▶ [RECORDS FOR PROCESSING]

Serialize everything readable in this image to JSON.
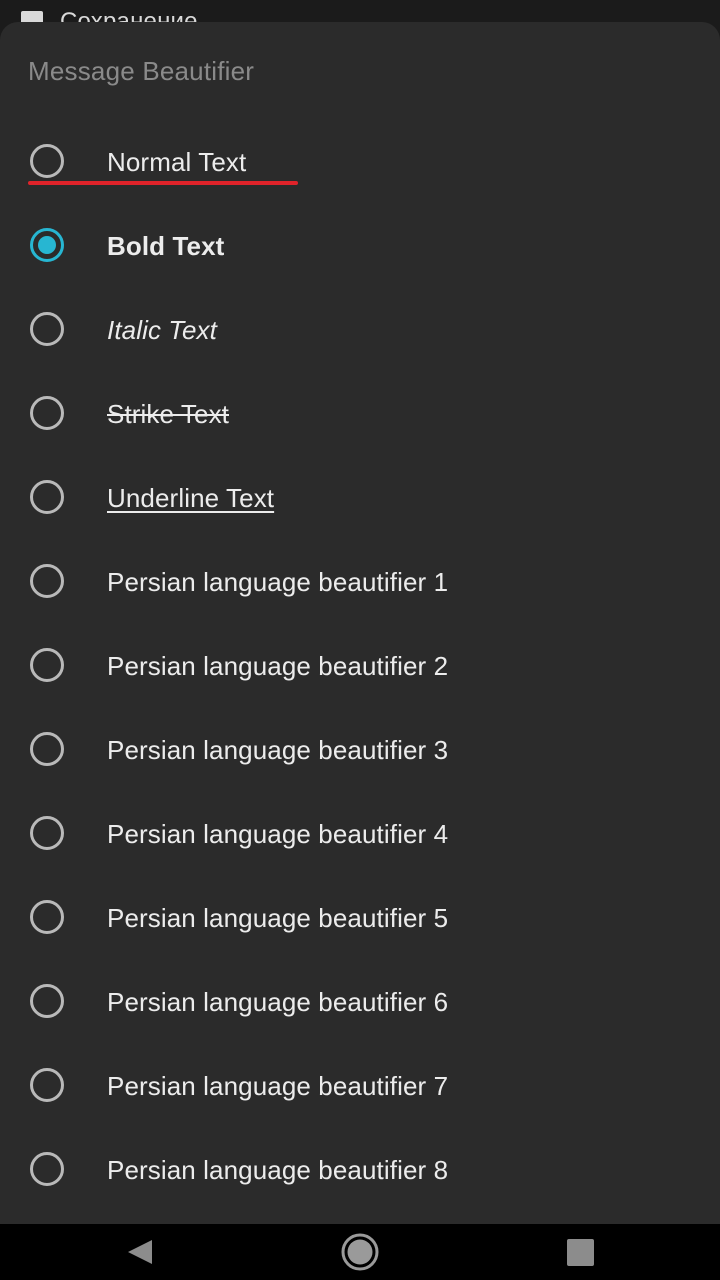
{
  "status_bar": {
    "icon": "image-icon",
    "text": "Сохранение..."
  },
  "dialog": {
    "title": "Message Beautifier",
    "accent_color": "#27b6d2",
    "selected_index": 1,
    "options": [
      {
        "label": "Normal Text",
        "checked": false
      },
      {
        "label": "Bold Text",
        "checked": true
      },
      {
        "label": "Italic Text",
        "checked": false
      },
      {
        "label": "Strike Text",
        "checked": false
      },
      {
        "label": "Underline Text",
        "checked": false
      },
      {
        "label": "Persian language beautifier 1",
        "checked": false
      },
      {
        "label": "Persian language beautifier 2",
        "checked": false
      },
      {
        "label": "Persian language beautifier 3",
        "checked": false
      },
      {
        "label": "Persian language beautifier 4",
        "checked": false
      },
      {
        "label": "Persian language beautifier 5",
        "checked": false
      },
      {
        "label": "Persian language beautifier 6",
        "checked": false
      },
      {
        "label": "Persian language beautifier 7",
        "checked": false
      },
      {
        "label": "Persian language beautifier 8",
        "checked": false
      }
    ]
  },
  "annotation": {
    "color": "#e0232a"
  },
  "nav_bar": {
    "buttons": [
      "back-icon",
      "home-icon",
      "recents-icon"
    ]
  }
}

▶ [GIVEN PROBLEM] Extract every line that has the string "image" in it.

▶ [ANSWER FOR THE TASK]
Serialize everything readable in this image to JSON.
    "icon": "image-icon",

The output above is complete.